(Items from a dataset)
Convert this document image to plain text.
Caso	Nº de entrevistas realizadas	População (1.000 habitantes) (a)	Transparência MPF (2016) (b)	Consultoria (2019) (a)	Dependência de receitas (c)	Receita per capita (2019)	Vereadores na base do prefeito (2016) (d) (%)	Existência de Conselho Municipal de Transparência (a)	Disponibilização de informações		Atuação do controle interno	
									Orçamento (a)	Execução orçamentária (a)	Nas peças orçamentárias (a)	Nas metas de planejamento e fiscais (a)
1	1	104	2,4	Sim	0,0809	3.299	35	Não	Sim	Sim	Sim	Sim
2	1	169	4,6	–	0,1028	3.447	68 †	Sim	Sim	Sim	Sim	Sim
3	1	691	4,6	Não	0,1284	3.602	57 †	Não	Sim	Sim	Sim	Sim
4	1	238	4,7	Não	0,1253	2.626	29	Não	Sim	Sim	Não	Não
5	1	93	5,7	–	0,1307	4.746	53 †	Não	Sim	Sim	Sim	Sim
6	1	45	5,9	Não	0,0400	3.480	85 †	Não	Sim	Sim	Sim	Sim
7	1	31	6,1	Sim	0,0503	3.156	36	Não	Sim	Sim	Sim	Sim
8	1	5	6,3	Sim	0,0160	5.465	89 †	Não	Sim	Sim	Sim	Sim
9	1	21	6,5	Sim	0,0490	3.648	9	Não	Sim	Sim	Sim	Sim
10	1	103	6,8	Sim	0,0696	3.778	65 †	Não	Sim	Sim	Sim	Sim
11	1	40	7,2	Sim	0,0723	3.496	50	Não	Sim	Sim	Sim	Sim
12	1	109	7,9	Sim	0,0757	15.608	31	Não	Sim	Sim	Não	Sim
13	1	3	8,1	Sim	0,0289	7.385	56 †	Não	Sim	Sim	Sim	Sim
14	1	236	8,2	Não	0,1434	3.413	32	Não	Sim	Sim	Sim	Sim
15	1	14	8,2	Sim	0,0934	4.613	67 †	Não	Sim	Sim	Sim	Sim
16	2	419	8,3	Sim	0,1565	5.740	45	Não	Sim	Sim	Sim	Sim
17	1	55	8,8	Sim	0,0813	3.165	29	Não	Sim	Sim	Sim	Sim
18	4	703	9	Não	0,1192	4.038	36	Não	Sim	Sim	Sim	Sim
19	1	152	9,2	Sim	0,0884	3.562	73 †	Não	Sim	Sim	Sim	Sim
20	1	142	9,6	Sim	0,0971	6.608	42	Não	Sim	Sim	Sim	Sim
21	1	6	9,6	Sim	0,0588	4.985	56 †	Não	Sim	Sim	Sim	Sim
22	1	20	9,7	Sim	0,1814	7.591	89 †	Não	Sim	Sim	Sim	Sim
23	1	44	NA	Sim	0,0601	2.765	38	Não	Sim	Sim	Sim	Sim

== AIM ==
Restate the data above exactly, keeping each word as it stands.

== RESPONSE TO THIS TASK ==
Convert this document image to plain text.
Caso	Nº de entrevistas realizadas	População (1.000 habitantes) (a)	Transparência MPF (2016) (b)	Consultoria (2019) (a)	Dependência de receitas (c)	Receita per capita (2019)	Vereadores na base do prefeito (2016) (d) (%)	Existência de Conselho Municipal de Transparência (a)	Disponibilização de informações		Atuação do controle interno	
									Orçamento (a)	Execução orçamentária (a)	Nas peças orçamentárias (a)	Nas metas de planejamento e fiscais (a)
1	1	104	2,4	Sim	0,0809	3.299	35	Não	Sim	Sim	Sim	Sim
2	1	169	4,6	–	0,1028	3.447	68 †	Sim	Sim	Sim	Sim	Sim
3	1	691	4,6	Não	0,1284	3.602	57 †	Não	Sim	Sim	Sim	Sim
4	1	238	4,7	Não	0,1253	2.626	29	Não	Sim	Sim	Não	Não
5	1	93	5,7	–	0,1307	4.746	53 †	Não	Sim	Sim	Sim	Sim
6	1	45	5,9	Não	0,0400	3.480	85 †	Não	Sim	Sim	Sim	Sim
7	1	31	6,1	Sim	0,0503	3.156	36	Não	Sim	Sim	Sim	Sim
8	1	5	6,3	Sim	0,0160	5.465	89 †	Não	Sim	Sim	Sim	Sim
9	1	21	6,5	Sim	0,0490	3.648	9	Não	Sim	Sim	Sim	Sim
10	1	103	6,8	Sim	0,0696	3.778	65 †	Não	Sim	Sim	Sim	Sim
11	1	40	7,2	Sim	0,0723	3.496	50	Não	Sim	Sim	Sim	Sim
12	1	109	7,9	Sim	0,0757	15.608	31	Não	Sim	Sim	Não	Sim
13	1	3	8,1	Sim	0,0289	7.385	56 †	Não	Sim	Sim	Sim	Sim
14	1	236	8,2	Não	0,1434	3.413	32	Não	Sim	Sim	Sim	Sim
15	1	14	8,2	Sim	0,0934	4.613	67 †	Não	Sim	Sim	Sim	Sim
16	2	419	8,3	Sim	0,1565	5.740	45	Não	Sim	Sim	Sim	Sim
17	1	55	8,8	Sim	0,0813	3.165	29	Não	Sim	Sim	Sim	Sim
18	4	703	9	Não	0,1192	4.038	36	Não	Sim	Sim	Sim	Sim
19	1	152	9,2	Sim	0,0884	3.562	73 †	Não	Sim	Sim	Sim	Sim
20	1	142	9,6	Sim	0,0971	6.608	42	Não	Sim	Sim	Sim	Sim
21	1	6	9,6	Sim	0,0588	4.985	56 †	Não	Sim	Sim	Sim	Sim
22	1	20	9,7	Sim	0,1814	7.591	89 †	Não	Sim	Sim	Sim	Sim
23	1	44	NA	Sim	0,0601	2.765	38	Não	Sim	Sim	Sim	Sim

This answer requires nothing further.